[Collected data]
+-------+

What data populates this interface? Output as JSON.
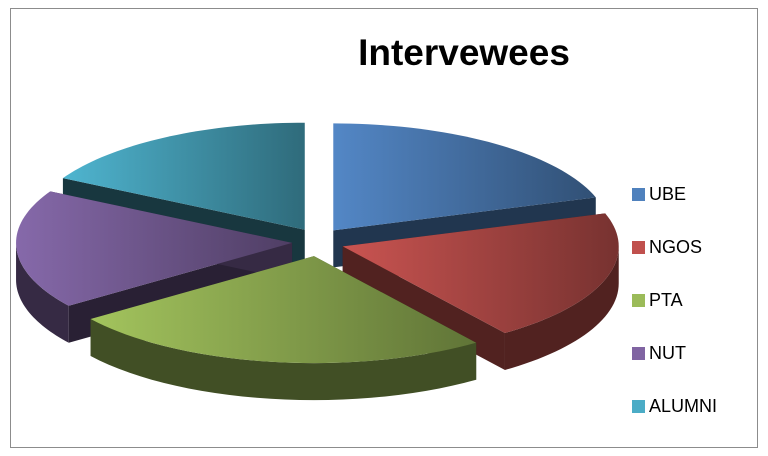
{
  "chart_data": {
    "type": "pie",
    "title": "Intervewees",
    "categories": [
      "UBE",
      "NGOS",
      "PTA",
      "NUT",
      "ALUMNI"
    ],
    "values": [
      20,
      20,
      25,
      18,
      17
    ],
    "colors": [
      "#4f81bd",
      "#c0504d",
      "#9bbb59",
      "#8064a2",
      "#4bacc6"
    ],
    "exploded": true,
    "three_d": true,
    "legend": "right"
  }
}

+-------+

In the copy, include no pictures; restate the listing above exactly.

What data populates this interface? Output as JSON.
{
  "chart_data": {
    "type": "pie",
    "title": "Intervewees",
    "categories": [
      "UBE",
      "NGOS",
      "PTA",
      "NUT",
      "ALUMNI"
    ],
    "values": [
      20,
      20,
      25,
      18,
      17
    ],
    "colors": [
      "#4f81bd",
      "#c0504d",
      "#9bbb59",
      "#8064a2",
      "#4bacc6"
    ],
    "exploded": true,
    "three_d": true,
    "legend": "right"
  }
}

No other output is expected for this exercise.